= Passage to read =
-=-=-=-=-
Reviewing the remaster, GamesRadar+ said it was is a joy to play even 12 years later. Eurogamer called the visual style "timeless ... 12 years on and this is a surprisingly rigorous game built of oddball delights, then, and the HD updating has only enhanced its charms. The skating's still great, the city's still a joy to explore, and the soundtrack's still one of the very best ever put together." Game Informer found the gameplay archaic and frustrating and that, in retrospect, the visual style had blinded them to its faulty gameplay. TouchArcade and Pocket Gamer criticized the smartphone versions for the touchscreen controls and were unable to keep up with challenges.

Across all versions, including the original and re-releases, sales of Jet Set Radio surpassed 1 million copies worldwide.
-=-=-=-=-
= Information supplied =
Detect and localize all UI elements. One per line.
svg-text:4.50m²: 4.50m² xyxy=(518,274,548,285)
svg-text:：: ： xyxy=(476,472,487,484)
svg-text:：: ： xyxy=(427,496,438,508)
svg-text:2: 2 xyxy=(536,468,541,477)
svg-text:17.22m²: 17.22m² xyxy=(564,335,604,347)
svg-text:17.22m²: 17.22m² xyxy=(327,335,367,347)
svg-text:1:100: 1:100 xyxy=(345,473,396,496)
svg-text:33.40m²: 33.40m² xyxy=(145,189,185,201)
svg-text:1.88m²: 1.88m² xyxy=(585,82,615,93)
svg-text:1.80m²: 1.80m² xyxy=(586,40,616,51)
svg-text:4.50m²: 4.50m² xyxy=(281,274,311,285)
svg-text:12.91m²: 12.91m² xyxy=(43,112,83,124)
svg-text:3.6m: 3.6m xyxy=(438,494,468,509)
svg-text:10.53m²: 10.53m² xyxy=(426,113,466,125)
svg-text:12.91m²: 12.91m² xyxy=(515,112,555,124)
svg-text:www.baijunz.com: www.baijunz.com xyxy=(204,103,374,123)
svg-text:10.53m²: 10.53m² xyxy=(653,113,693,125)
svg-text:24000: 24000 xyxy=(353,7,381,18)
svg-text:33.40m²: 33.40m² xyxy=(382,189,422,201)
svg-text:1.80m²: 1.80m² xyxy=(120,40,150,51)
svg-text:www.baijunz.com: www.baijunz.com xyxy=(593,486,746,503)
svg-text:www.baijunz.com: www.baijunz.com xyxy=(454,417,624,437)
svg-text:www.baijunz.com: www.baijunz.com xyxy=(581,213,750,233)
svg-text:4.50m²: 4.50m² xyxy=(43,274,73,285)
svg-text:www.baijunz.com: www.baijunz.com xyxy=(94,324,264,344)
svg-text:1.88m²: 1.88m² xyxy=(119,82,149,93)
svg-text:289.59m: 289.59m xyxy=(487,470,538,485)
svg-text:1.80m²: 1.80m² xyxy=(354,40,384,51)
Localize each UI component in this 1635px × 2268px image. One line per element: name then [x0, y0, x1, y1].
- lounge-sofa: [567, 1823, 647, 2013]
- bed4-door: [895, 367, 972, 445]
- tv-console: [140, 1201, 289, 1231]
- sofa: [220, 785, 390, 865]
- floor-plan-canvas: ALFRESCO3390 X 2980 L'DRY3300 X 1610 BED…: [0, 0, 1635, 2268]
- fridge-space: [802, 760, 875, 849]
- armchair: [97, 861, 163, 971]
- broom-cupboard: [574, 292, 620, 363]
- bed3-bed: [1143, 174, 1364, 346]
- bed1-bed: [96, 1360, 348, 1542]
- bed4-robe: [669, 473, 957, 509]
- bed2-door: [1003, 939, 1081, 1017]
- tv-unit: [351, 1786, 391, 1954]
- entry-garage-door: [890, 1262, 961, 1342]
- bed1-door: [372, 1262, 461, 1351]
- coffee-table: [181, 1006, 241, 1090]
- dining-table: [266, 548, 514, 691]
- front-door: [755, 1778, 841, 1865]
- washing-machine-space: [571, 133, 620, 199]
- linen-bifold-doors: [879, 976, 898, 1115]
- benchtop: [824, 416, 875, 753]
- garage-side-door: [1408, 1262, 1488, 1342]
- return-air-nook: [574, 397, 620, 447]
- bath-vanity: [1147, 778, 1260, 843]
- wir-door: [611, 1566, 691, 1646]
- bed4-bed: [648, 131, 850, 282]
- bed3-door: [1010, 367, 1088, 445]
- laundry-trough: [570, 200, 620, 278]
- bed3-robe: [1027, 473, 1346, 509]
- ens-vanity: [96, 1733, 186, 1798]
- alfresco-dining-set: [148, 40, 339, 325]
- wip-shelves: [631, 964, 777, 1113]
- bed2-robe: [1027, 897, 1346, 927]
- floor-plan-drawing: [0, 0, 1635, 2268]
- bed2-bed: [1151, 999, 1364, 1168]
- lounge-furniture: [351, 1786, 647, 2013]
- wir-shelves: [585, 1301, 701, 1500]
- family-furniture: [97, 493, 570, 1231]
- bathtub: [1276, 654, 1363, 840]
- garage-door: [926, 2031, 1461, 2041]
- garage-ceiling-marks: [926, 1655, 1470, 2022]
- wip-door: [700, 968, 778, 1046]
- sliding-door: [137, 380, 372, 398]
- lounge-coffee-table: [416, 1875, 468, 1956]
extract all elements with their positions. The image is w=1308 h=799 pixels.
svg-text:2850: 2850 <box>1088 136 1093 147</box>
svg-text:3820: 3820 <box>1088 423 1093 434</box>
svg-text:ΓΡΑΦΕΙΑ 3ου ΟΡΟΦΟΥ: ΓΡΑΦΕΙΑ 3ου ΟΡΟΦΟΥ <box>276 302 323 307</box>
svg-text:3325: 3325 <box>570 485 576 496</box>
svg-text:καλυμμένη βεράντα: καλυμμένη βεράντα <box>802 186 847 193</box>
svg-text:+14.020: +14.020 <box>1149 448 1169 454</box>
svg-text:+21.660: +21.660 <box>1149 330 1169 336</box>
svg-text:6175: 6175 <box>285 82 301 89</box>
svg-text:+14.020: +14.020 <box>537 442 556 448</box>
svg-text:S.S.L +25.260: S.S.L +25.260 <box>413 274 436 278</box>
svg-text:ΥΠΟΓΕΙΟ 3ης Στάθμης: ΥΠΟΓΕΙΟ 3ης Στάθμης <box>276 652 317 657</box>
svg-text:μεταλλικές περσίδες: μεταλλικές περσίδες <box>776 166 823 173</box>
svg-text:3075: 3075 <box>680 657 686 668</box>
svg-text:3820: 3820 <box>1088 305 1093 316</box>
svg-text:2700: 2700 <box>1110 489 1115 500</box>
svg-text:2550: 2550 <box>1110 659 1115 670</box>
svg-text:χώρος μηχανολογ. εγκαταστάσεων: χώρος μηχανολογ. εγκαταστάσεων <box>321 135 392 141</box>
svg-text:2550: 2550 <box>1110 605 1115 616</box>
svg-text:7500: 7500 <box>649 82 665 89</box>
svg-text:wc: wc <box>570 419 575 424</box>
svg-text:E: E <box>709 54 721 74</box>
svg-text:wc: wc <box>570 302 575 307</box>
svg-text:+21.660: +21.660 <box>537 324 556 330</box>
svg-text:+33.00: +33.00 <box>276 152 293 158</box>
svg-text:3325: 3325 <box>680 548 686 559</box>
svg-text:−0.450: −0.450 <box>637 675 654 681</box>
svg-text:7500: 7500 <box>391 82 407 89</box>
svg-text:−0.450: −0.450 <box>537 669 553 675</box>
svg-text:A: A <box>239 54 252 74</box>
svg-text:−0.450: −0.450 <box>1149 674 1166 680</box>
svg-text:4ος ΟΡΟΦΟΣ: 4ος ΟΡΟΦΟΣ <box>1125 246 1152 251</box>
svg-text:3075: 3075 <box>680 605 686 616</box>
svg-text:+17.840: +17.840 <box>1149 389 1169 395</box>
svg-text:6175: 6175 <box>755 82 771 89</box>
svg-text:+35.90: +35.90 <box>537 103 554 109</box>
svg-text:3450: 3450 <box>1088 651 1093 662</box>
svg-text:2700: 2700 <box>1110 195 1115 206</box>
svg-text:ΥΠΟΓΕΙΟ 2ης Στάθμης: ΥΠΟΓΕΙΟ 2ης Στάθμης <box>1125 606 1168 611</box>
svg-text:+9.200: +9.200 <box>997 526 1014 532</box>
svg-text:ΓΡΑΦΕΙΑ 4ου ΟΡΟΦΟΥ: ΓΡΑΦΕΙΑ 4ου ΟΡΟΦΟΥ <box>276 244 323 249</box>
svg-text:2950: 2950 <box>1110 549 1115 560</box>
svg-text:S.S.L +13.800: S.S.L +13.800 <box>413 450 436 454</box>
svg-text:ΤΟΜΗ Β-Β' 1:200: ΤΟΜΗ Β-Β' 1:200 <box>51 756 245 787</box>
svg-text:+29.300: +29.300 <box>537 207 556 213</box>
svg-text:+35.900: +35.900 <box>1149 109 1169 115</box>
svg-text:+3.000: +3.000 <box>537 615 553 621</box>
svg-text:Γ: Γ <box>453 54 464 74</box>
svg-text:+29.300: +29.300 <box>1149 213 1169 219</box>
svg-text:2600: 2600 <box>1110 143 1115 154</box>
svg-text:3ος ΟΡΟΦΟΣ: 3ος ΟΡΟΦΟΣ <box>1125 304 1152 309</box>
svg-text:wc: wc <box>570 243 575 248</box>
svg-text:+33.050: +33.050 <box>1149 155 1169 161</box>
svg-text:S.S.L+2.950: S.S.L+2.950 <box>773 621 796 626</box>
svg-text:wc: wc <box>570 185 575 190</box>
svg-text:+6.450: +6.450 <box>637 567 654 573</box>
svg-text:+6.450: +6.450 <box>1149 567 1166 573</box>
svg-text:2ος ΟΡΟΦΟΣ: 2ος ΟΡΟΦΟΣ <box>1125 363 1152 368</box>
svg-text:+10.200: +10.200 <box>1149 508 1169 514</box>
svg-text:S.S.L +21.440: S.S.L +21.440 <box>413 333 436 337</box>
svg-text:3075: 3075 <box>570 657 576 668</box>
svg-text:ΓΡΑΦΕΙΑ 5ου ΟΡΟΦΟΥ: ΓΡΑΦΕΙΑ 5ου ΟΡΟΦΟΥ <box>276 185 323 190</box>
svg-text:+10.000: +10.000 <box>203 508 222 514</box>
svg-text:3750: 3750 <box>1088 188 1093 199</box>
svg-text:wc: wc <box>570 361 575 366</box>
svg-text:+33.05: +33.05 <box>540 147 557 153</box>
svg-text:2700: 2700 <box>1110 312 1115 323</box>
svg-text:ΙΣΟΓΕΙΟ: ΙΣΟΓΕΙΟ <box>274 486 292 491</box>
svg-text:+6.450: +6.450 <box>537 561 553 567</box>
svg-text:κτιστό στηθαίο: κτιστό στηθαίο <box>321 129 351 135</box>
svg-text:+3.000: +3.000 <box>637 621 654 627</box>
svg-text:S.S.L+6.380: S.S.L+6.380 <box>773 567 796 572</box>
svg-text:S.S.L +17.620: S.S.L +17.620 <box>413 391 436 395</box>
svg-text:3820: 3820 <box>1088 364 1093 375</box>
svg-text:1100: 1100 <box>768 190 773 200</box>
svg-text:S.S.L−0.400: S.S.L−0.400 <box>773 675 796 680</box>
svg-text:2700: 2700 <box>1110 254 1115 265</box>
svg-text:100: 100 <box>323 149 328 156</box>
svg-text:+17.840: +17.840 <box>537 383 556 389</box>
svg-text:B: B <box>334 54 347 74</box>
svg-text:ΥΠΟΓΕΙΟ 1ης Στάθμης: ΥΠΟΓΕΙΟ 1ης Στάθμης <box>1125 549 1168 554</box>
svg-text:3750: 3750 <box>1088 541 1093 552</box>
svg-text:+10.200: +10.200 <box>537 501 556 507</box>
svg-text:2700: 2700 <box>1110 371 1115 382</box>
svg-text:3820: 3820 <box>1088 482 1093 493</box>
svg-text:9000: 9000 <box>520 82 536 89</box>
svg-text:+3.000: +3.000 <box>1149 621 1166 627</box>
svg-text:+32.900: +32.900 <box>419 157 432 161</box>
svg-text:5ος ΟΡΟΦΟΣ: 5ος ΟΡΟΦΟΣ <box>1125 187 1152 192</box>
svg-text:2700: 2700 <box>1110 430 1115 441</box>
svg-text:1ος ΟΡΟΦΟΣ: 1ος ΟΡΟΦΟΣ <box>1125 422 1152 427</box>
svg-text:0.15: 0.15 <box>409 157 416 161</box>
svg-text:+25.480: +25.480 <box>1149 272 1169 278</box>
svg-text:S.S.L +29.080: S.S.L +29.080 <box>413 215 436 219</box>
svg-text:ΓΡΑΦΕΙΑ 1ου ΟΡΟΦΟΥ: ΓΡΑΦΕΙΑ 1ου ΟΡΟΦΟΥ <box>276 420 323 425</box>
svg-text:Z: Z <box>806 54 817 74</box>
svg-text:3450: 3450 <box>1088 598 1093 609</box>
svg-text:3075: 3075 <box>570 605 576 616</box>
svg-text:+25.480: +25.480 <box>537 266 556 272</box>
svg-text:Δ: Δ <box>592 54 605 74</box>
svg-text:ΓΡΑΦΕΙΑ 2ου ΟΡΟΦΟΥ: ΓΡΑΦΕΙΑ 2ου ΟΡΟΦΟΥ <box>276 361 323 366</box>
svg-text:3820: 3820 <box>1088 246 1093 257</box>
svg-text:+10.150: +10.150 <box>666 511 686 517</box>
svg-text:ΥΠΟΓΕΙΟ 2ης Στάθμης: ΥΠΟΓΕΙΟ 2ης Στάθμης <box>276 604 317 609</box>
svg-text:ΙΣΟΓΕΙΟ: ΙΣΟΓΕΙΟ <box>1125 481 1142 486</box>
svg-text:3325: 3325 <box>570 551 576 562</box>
-=-=-=-=-
= To do =
According to the Jet Set Radio passage, how many copies did the game sell across all versions? The rows are separate material and have no connection to the Jet Set Radio passage.

= Written response =
More than 1 million copies worldwide.